_Short task_
Reproduce every item below verbatim, line for line, without changing any text, coordinates, or ordering.

_Input records_
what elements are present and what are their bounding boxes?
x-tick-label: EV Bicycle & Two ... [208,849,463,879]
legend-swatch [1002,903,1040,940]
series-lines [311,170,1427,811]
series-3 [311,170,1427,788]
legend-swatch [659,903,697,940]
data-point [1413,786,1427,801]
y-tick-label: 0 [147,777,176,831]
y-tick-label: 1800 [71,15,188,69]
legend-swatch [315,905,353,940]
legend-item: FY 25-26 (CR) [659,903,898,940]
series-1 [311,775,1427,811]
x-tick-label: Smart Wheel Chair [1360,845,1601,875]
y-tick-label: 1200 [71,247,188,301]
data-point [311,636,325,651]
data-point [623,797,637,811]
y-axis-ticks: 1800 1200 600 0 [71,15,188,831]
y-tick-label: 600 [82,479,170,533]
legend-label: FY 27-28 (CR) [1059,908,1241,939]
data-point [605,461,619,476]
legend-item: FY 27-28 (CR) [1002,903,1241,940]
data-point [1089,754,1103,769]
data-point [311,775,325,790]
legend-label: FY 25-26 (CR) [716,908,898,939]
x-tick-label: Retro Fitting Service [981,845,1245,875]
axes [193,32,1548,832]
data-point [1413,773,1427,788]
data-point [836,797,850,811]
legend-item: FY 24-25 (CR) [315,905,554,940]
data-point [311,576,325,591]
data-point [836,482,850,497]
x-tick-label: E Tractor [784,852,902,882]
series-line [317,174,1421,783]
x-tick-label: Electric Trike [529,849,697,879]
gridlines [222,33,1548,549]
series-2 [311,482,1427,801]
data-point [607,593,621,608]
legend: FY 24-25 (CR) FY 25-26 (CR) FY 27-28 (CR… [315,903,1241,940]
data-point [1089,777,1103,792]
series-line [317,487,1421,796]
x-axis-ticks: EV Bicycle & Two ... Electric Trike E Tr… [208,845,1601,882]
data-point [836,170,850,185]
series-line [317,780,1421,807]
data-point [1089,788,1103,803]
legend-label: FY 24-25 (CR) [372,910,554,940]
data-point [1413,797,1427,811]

_Result_
what elements are present and what are their bounding boxes?
x-tick-label: EV Bicycle & Two ... [208,849,463,879]
legend-swatch [1002,903,1040,940]
series-lines [311,170,1427,811]
series-3 [311,170,1427,788]
legend-swatch [659,903,697,940]
data-point [1413,786,1427,801]
y-tick-label: 0 [147,777,176,831]
y-tick-label: 1800 [71,15,188,69]
legend-swatch [315,905,353,940]
legend-item: FY 25-26 (CR) [659,903,898,940]
series-1 [311,775,1427,811]
x-tick-label: Smart Wheel Chair [1360,845,1601,875]
y-tick-label: 1200 [71,247,188,301]
data-point [311,636,325,651]
data-point [623,797,637,811]
y-axis-ticks: 1800 1200 600 0 [71,15,188,831]
y-tick-label: 600 [82,479,170,533]
legend-label: FY 27-28 (CR) [1059,908,1241,939]
data-point [605,461,619,476]
legend-item: FY 27-28 (CR) [1002,903,1241,940]
data-point [1089,754,1103,769]
data-point [311,775,325,790]
legend-label: FY 25-26 (CR) [716,908,898,939]
x-tick-label: Retro Fitting Service [981,845,1245,875]
axes [193,32,1548,832]
data-point [1413,773,1427,788]
data-point [836,797,850,811]
legend-item: FY 24-25 (CR) [315,905,554,940]
data-point [311,576,325,591]
data-point [836,482,850,497]
x-tick-label: E Tractor [784,852,902,882]
series-line [317,174,1421,783]
x-tick-label: Electric Trike [529,849,697,879]
gridlines [222,33,1548,549]
series-2 [311,482,1427,801]
data-point [607,593,621,608]
legend: FY 24-25 (CR) FY 25-26 (CR) FY 27-28 (CR… [315,903,1241,940]
data-point [1089,777,1103,792]
series-line [317,487,1421,796]
x-axis-ticks: EV Bicycle & Two ... Electric Trike E Tr… [208,845,1601,882]
data-point [836,170,850,185]
series-line [317,780,1421,807]
data-point [1089,788,1103,803]
legend-label: FY 24-25 (CR) [372,910,554,940]
data-point [1413,797,1427,811]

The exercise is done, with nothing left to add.